◆ **TASK PROMPT**
Without including any pictures, write out all the entries exactly.

◆ **INPUT**
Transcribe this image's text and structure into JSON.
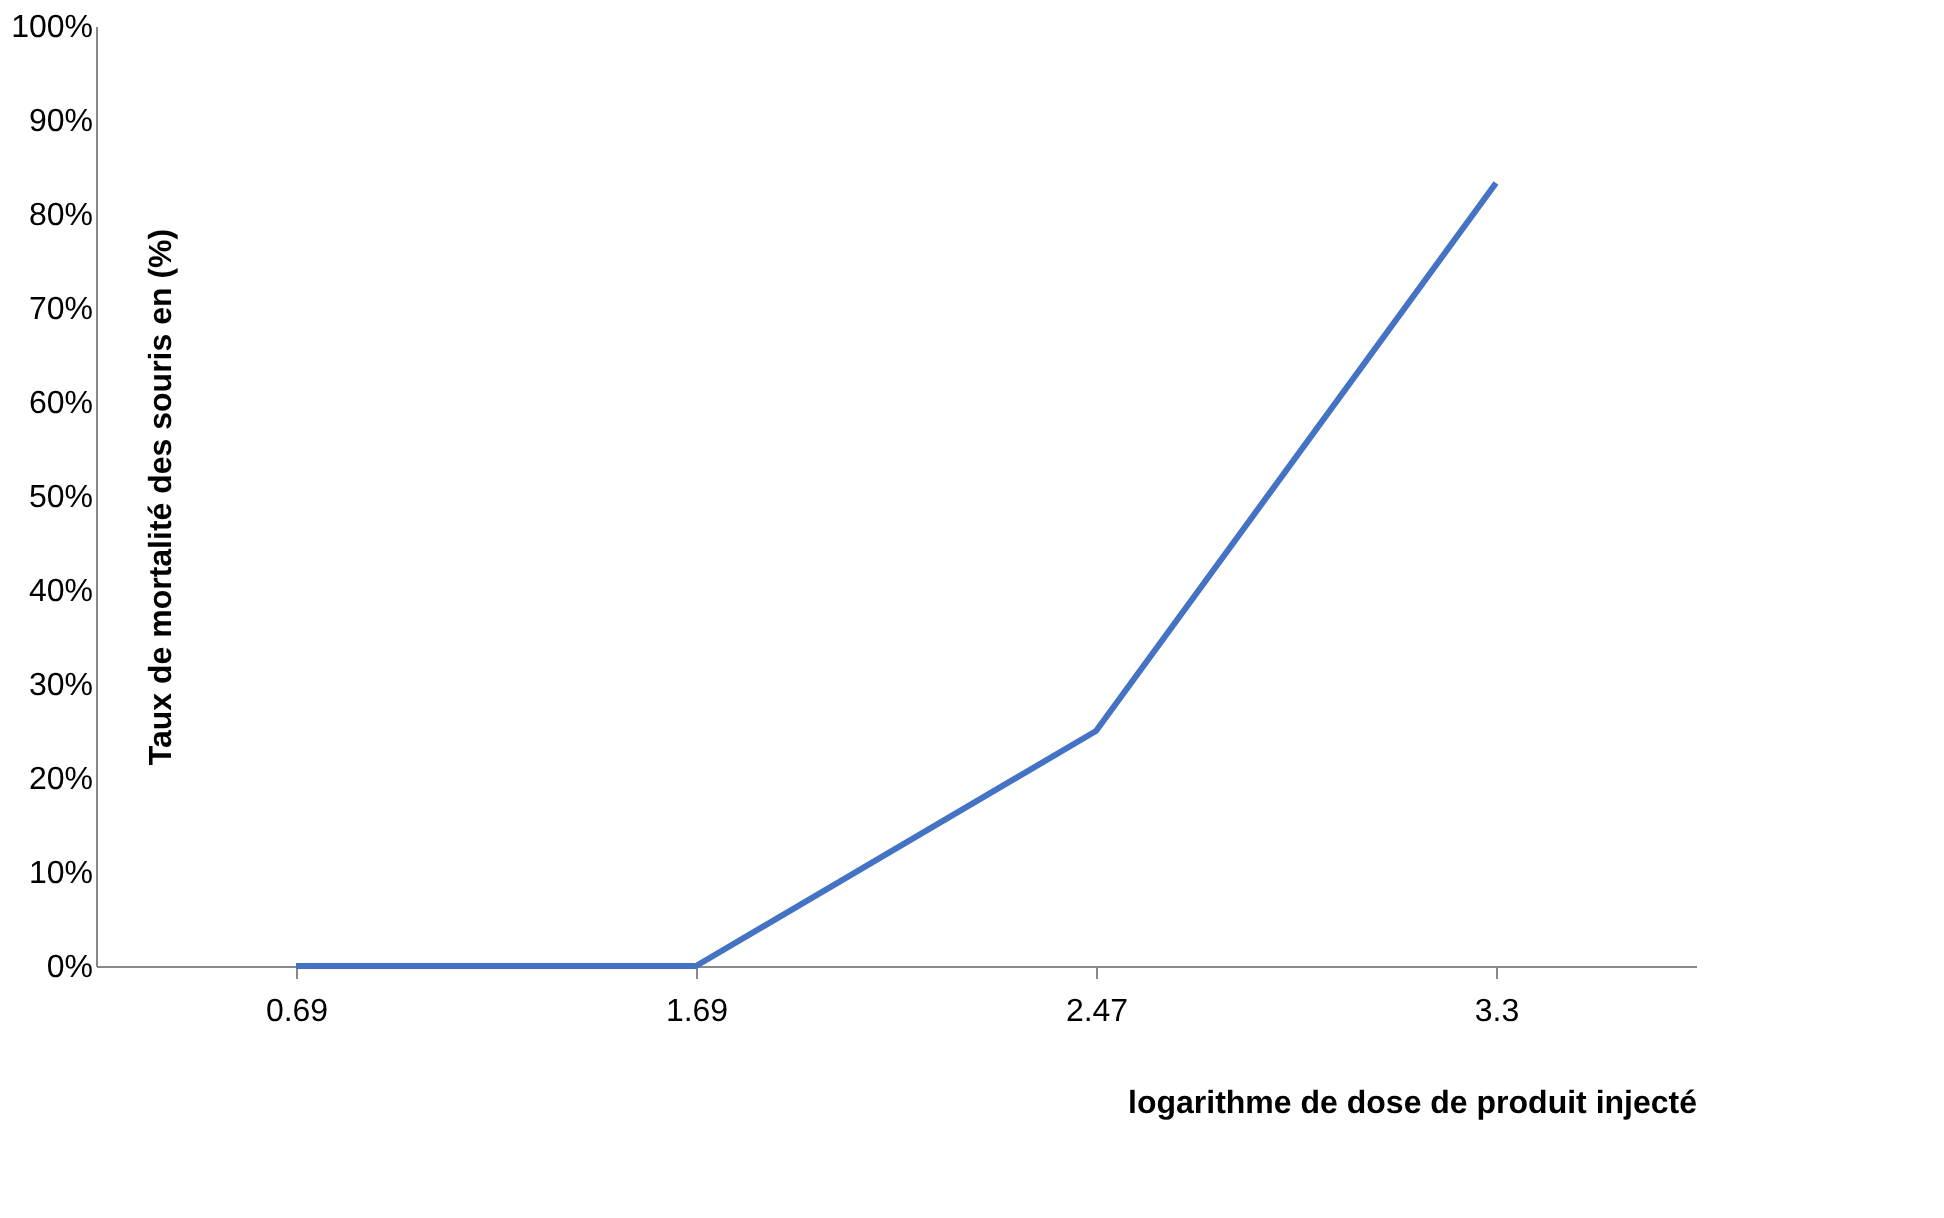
{
  "chart_data": {
    "type": "line",
    "xlabel": "logarithme de dose  de produit injecté",
    "ylabel": "Taux de mortalité des souris en (%)",
    "categories": [
      "0.69",
      "1.69",
      "2.47",
      "3.3"
    ],
    "series": [
      {
        "color": "#4472c4",
        "values": [
          0,
          0,
          25,
          83.3
        ]
      }
    ],
    "ylim": [
      0,
      100
    ],
    "yticks": [
      {
        "value": 0,
        "label": "0%"
      },
      {
        "value": 10,
        "label": "10%"
      },
      {
        "value": 20,
        "label": "20%"
      },
      {
        "value": 30,
        "label": "30%"
      },
      {
        "value": 40,
        "label": "40%"
      },
      {
        "value": 50,
        "label": "50%"
      },
      {
        "value": 60,
        "label": "60%"
      },
      {
        "value": 70,
        "label": "70%"
      },
      {
        "value": 80,
        "label": "80%"
      },
      {
        "value": 90,
        "label": "90%"
      },
      {
        "value": 100,
        "label": "100%"
      }
    ],
    "grid": false,
    "legend": false,
    "marker": "none",
    "line_style": "solid"
  }
}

◆ **SOLUTION BELOW**
Transcribe this image's text and structure into JSON.
{
  "chart_data": {
    "type": "line",
    "xlabel": "logarithme de dose  de produit injecté",
    "ylabel": "Taux de mortalité des souris en (%)",
    "categories": [
      "0.69",
      "1.69",
      "2.47",
      "3.3"
    ],
    "series": [
      {
        "color": "#4472c4",
        "values": [
          0,
          0,
          25,
          83.3
        ]
      }
    ],
    "ylim": [
      0,
      100
    ],
    "yticks": [
      {
        "value": 0,
        "label": "0%"
      },
      {
        "value": 10,
        "label": "10%"
      },
      {
        "value": 20,
        "label": "20%"
      },
      {
        "value": 30,
        "label": "30%"
      },
      {
        "value": 40,
        "label": "40%"
      },
      {
        "value": 50,
        "label": "50%"
      },
      {
        "value": 60,
        "label": "60%"
      },
      {
        "value": 70,
        "label": "70%"
      },
      {
        "value": 80,
        "label": "80%"
      },
      {
        "value": 90,
        "label": "90%"
      },
      {
        "value": 100,
        "label": "100%"
      }
    ],
    "grid": false,
    "legend": false,
    "marker": "none",
    "line_style": "solid"
  }
}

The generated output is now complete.